Figure collection entries:
——————
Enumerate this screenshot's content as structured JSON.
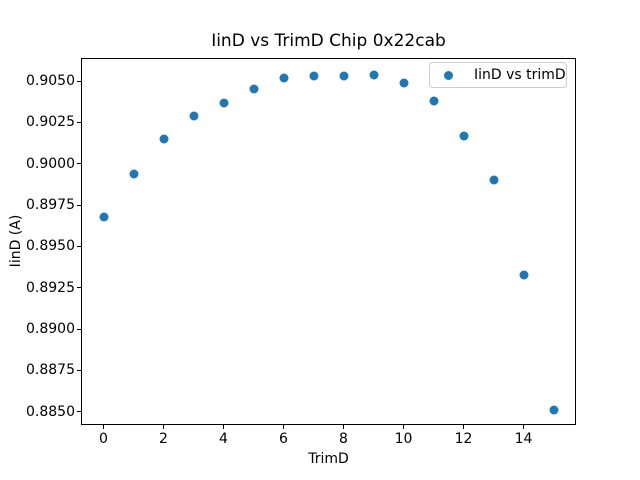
{
  "figure": {
    "background": "#ffffff",
    "spine_color": "#000000",
    "text_color": "#000000"
  },
  "chart_data": {
    "type": "scatter",
    "title": "IinD vs TrimD Chip 0x22cab",
    "xlabel": "TrimD",
    "ylabel": "IinD (A)",
    "legend": {
      "label": "IinD vs trimD",
      "position": "upper right",
      "border_color": "#cccccc"
    },
    "marker_color": "#1f77b4",
    "grid": false,
    "x": [
      0,
      1,
      2,
      3,
      4,
      5,
      6,
      7,
      8,
      9,
      10,
      11,
      12,
      13,
      14,
      15
    ],
    "y": [
      0.8968,
      0.8994,
      0.9015,
      0.9029,
      0.9037,
      0.9045,
      0.9052,
      0.9053,
      0.9053,
      0.9054,
      0.9049,
      0.9038,
      0.9017,
      0.899,
      0.8933,
      0.8851
    ],
    "xlim": [
      -0.75,
      15.75
    ],
    "ylim": [
      0.8842,
      0.9064
    ],
    "xticks": [
      0,
      2,
      4,
      6,
      8,
      10,
      12,
      14
    ],
    "xtick_labels": [
      "0",
      "2",
      "4",
      "6",
      "8",
      "10",
      "12",
      "14"
    ],
    "yticks": [
      0.885,
      0.8875,
      0.89,
      0.8925,
      0.895,
      0.8975,
      0.9,
      0.9025,
      0.905
    ],
    "ytick_labels": [
      "0.8850",
      "0.8875",
      "0.8900",
      "0.8925",
      "0.8950",
      "0.8975",
      "0.9000",
      "0.9025",
      "0.9050"
    ]
  }
}
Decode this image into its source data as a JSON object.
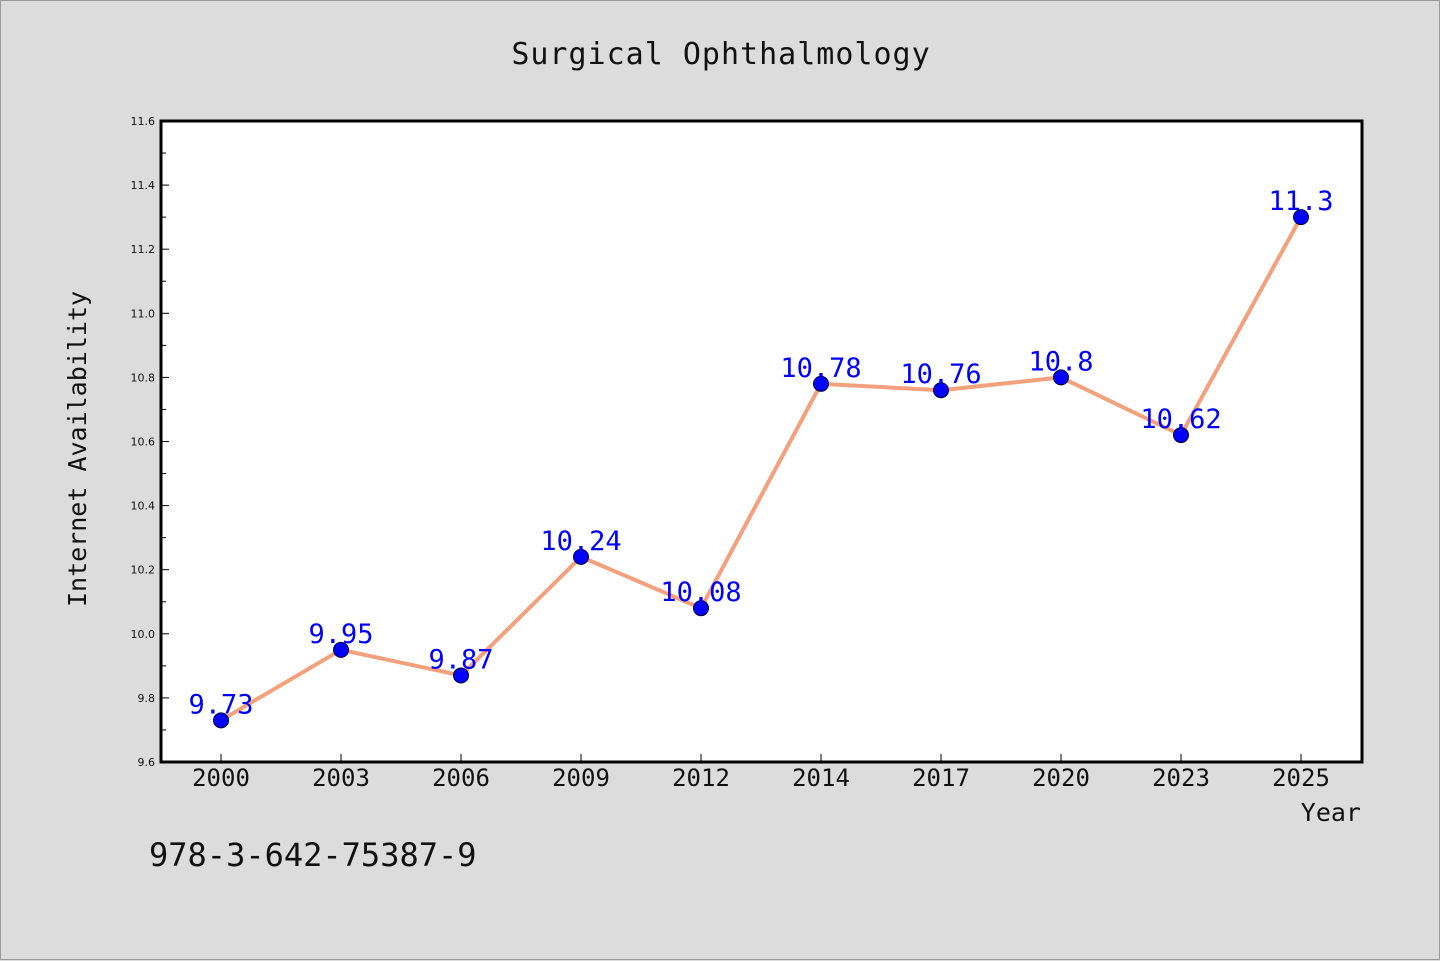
{
  "chart_data": {
    "type": "line",
    "title": "Surgical Ophthalmology",
    "xlabel": "Year",
    "ylabel": "Internet Availability",
    "categories": [
      "2000",
      "2003",
      "2006",
      "2009",
      "2012",
      "2014",
      "2017",
      "2020",
      "2023",
      "2025"
    ],
    "values": [
      9.73,
      9.95,
      9.87,
      10.24,
      10.08,
      10.78,
      10.76,
      10.8,
      10.62,
      11.3
    ],
    "data_labels": [
      "9.73",
      "9.95",
      "9.87",
      "10.24",
      "10.08",
      "10.78",
      "10.76",
      "10.8",
      "10.62",
      "11.3"
    ],
    "ylim": [
      9.6,
      11.6
    ],
    "yticks": [
      "9.6",
      "9.8",
      "10.0",
      "10.2",
      "10.4",
      "10.6",
      "10.8",
      "11.0",
      "11.2",
      "11.4",
      "11.6"
    ],
    "grid": false,
    "line_color": "#f4a07c",
    "marker_color": "#0000ff",
    "label_color": "#0000ff"
  },
  "footer": {
    "code": "978-3-642-75387-9"
  }
}
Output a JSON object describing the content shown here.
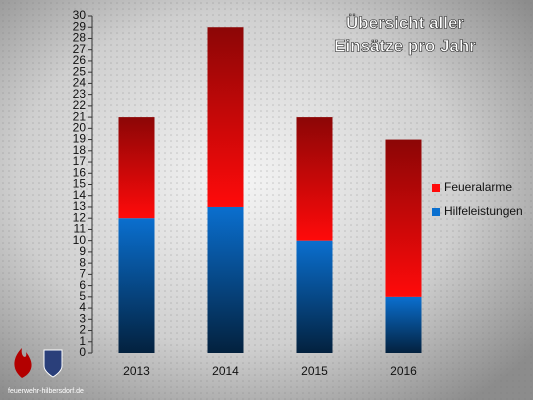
{
  "chart_data": {
    "type": "stacked_bar",
    "title": [
      "Übersicht aller",
      "Einsätze pro Jahr"
    ],
    "categories": [
      "2013",
      "2014",
      "2015",
      "2016"
    ],
    "series": [
      {
        "name": "Hilfeleistungen",
        "color": "#0a6fcf",
        "values": [
          12,
          13,
          10,
          5
        ]
      },
      {
        "name": "Feueralarme",
        "color": "#ff0a0a",
        "values": [
          9,
          16,
          11,
          14
        ]
      }
    ],
    "ylim": [
      0,
      30
    ],
    "yticks": [
      0,
      1,
      2,
      3,
      4,
      5,
      6,
      7,
      8,
      9,
      10,
      11,
      12,
      13,
      14,
      15,
      16,
      17,
      18,
      19,
      20,
      21,
      22,
      23,
      24,
      25,
      26,
      27,
      28,
      29,
      30
    ],
    "legend": "right",
    "footer": "feuerwehr-hilbersdorf.de"
  }
}
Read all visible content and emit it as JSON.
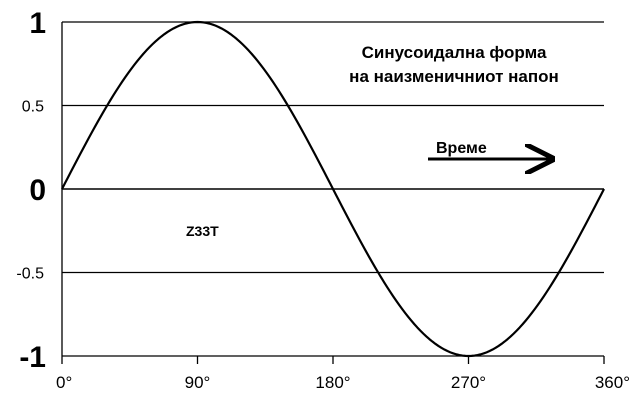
{
  "chart_data": {
    "type": "line",
    "title_lines": [
      "Синусоидална форма",
      "на наизменичниот напон"
    ],
    "xlabel": "",
    "ylabel": "",
    "x_ticks": [
      "0°",
      "90°",
      "180°",
      "270°",
      "360°"
    ],
    "y_ticks": [
      {
        "label": "1",
        "value": 1
      },
      {
        "label": "0.5",
        "value": 0.5
      },
      {
        "label": "0",
        "value": 0
      },
      {
        "label": "-0.5",
        "value": -0.5
      },
      {
        "label": "-1",
        "value": -1
      }
    ],
    "xlim": [
      0,
      360
    ],
    "ylim": [
      -1,
      1
    ],
    "grid": "horizontal",
    "series": [
      {
        "x": [
          0,
          15,
          30,
          45,
          60,
          75,
          90,
          105,
          120,
          135,
          150,
          165,
          180,
          195,
          210,
          225,
          240,
          255,
          270,
          285,
          300,
          315,
          330,
          345,
          360
        ],
        "y": [
          0,
          0.259,
          0.5,
          0.707,
          0.866,
          0.966,
          1,
          0.966,
          0.866,
          0.707,
          0.5,
          0.259,
          0,
          -0.259,
          -0.5,
          -0.707,
          -0.866,
          -0.966,
          -1,
          -0.966,
          -0.866,
          -0.707,
          -0.5,
          -0.259,
          0
        ]
      }
    ],
    "annotations": {
      "arrow_label": "Време",
      "watermark": "Z33T"
    },
    "colors": {
      "line": "#000000",
      "grid": "#000000",
      "background": "#ffffff"
    }
  }
}
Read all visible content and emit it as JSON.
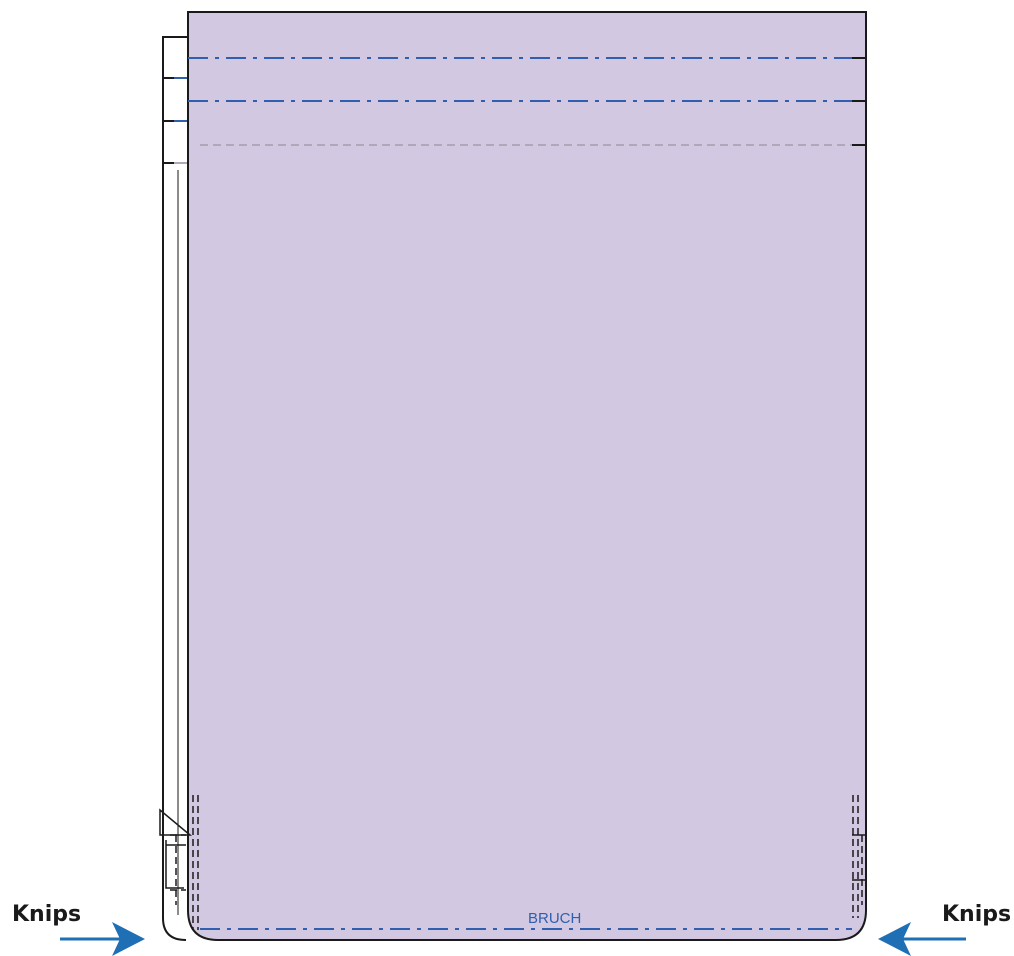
{
  "labels": {
    "knips_left": "Knips",
    "knips_right": "Knips",
    "bruch": "BRUCH"
  },
  "colors": {
    "panel_fill": "#d2c8e2",
    "outline": "#1a1a1a",
    "fold_line": "#2f5fae",
    "guide_line": "#b0a8b8",
    "arrow": "#1f6fb5"
  },
  "icons": {
    "left_arrow": "arrow-right-icon",
    "right_arrow": "arrow-left-icon"
  }
}
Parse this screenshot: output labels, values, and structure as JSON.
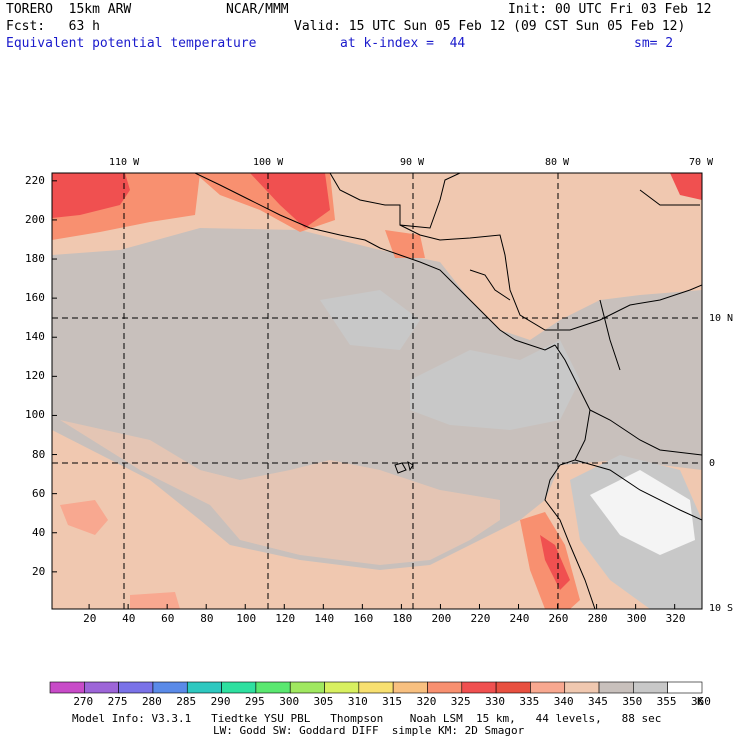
——————
WHAT THE TASK ASKS:
Go through the listing above and write it all out exactly, leaving out any picture.

RESPONSE TO THIS TASK:
Enumerate this screenshot's content as structured JSON.
{
  "figure": {
    "background": "#ffffff",
    "spine_color": "#000000",
    "text_color": "#000000"
  },
  "chart_data": {
    "type": "scatter",
    "title": "IinD vs TrimD Chip 0x22cab",
    "xlabel": "TrimD",
    "ylabel": "IinD (A)",
    "legend": {
      "label": "IinD vs trimD",
      "position": "upper right",
      "border_color": "#cccccc"
    },
    "marker_color": "#1f77b4",
    "grid": false,
    "x": [
      0,
      1,
      2,
      3,
      4,
      5,
      6,
      7,
      8,
      9,
      10,
      11,
      12,
      13,
      14,
      15
    ],
    "y": [
      0.8968,
      0.8994,
      0.9015,
      0.9029,
      0.9037,
      0.9045,
      0.9052,
      0.9053,
      0.9053,
      0.9054,
      0.9049,
      0.9038,
      0.9017,
      0.899,
      0.8933,
      0.8851
    ],
    "xlim": [
      -0.75,
      15.75
    ],
    "ylim": [
      0.8842,
      0.9064
    ],
    "xticks": [
      0,
      2,
      4,
      6,
      8,
      10,
      12,
      14
    ],
    "xtick_labels": [
      "0",
      "2",
      "4",
      "6",
      "8",
      "10",
      "12",
      "14"
    ],
    "yticks": [
      0.885,
      0.8875,
      0.89,
      0.8925,
      0.895,
      0.8975,
      0.9,
      0.9025,
      0.905
    ],
    "ytick_labels": [
      "0.8850",
      "0.8875",
      "0.8900",
      "0.8925",
      "0.8950",
      "0.8975",
      "0.9000",
      "0.9025",
      "0.9050"
    ]
  }
}
Decode this image into its source data as a JSON object.
{
  "chart_data": {
    "type": "line",
    "title": "Surgical Ophthalmology",
    "xlabel": "Year",
    "ylabel": "Internet Availability",
    "categories": [
      "2000",
      "2003",
      "2006",
      "2009",
      "2012",
      "2014",
      "2017",
      "2020",
      "2023",
      "2025"
    ],
    "values": [
      9.73,
      9.95,
      9.87,
      10.24,
      10.08,
      10.78,
      10.76,
      10.8,
      10.62,
      11.3
    ],
    "data_labels": [
      "9.73",
      "9.95",
      "9.87",
      "10.24",
      "10.08",
      "10.78",
      "10.76",
      "10.8",
      "10.62",
      "11.3"
    ],
    "ylim": [
      9.6,
      11.6
    ],
    "yticks": [
      "9.6",
      "9.8",
      "10.0",
      "10.2",
      "10.4",
      "10.6",
      "10.8",
      "11.0",
      "11.2",
      "11.4",
      "11.6"
    ],
    "grid": false,
    "line_color": "#f4a07c",
    "marker_color": "#0000ff",
    "label_color": "#0000ff"
  },
  "footer": {
    "code": "978-3-642-75387-9"
  }
}
Output a JSON object describing the content shown here.
{
  "chart_data": {
    "type": "stacked_bar",
    "title": [
      "Übersicht aller",
      "Einsätze pro Jahr"
    ],
    "categories": [
      "2013",
      "2014",
      "2015",
      "2016"
    ],
    "series": [
      {
        "name": "Hilfeleistungen",
        "color": "#0a6fcf",
        "values": [
          12,
          13,
          10,
          5
        ]
      },
      {
        "name": "Feueralarme",
        "color": "#ff0a0a",
        "values": [
          9,
          16,
          11,
          14
        ]
      }
    ],
    "ylim": [
      0,
      30
    ],
    "yticks": [
      0,
      1,
      2,
      3,
      4,
      5,
      6,
      7,
      8,
      9,
      10,
      11,
      12,
      13,
      14,
      15,
      16,
      17,
      18,
      19,
      20,
      21,
      22,
      23,
      24,
      25,
      26,
      27,
      28,
      29,
      30
    ],
    "legend": "right",
    "footer": "feuerwehr-hilbersdorf.de"
  }
}
Read all visible content and emit it as JSON.
{
  "chart_data": {
    "type": "line",
    "title_lines": [
      "Синусоидална форма",
      "на наизменичниот напон"
    ],
    "xlabel": "",
    "ylabel": "",
    "x_ticks": [
      "0°",
      "90°",
      "180°",
      "270°",
      "360°"
    ],
    "y_ticks": [
      {
        "label": "1",
        "value": 1
      },
      {
        "label": "0.5",
        "value": 0.5
      },
      {
        "label": "0",
        "value": 0
      },
      {
        "label": "-0.5",
        "value": -0.5
      },
      {
        "label": "-1",
        "value": -1
      }
    ],
    "xlim": [
      0,
      360
    ],
    "ylim": [
      -1,
      1
    ],
    "grid": "horizontal",
    "series": [
      {
        "x": [
          0,
          15,
          30,
          45,
          60,
          75,
          90,
          105,
          120,
          135,
          150,
          165,
          180,
          195,
          210,
          225,
          240,
          255,
          270,
          285,
          300,
          315,
          330,
          345,
          360
        ],
        "y": [
          0,
          0.259,
          0.5,
          0.707,
          0.866,
          0.966,
          1,
          0.966,
          0.866,
          0.707,
          0.5,
          0.259,
          0,
          -0.259,
          -0.5,
          -0.707,
          -0.866,
          -0.966,
          -1,
          -0.966,
          -0.866,
          -0.707,
          -0.5,
          -0.259,
          0
        ]
      }
    ],
    "annotations": {
      "arrow_label": "Време",
      "watermark": "Z33T"
    },
    "colors": {
      "line": "#000000",
      "grid": "#000000",
      "background": "#ffffff"
    }
  }
}
Read all visible content and emit it as JSON.
{
  "labels": {
    "knips_left": "Knips",
    "knips_right": "Knips",
    "bruch": "BRUCH"
  },
  "colors": {
    "panel_fill": "#d2c8e2",
    "outline": "#1a1a1a",
    "fold_line": "#2f5fae",
    "guide_line": "#b0a8b8",
    "arrow": "#1f6fb5"
  },
  "icons": {
    "left_arrow": "arrow-right-icon",
    "right_arrow": "arrow-left-icon"
  }
}
Parse this screenshot: output labels, values, and structure as JSON.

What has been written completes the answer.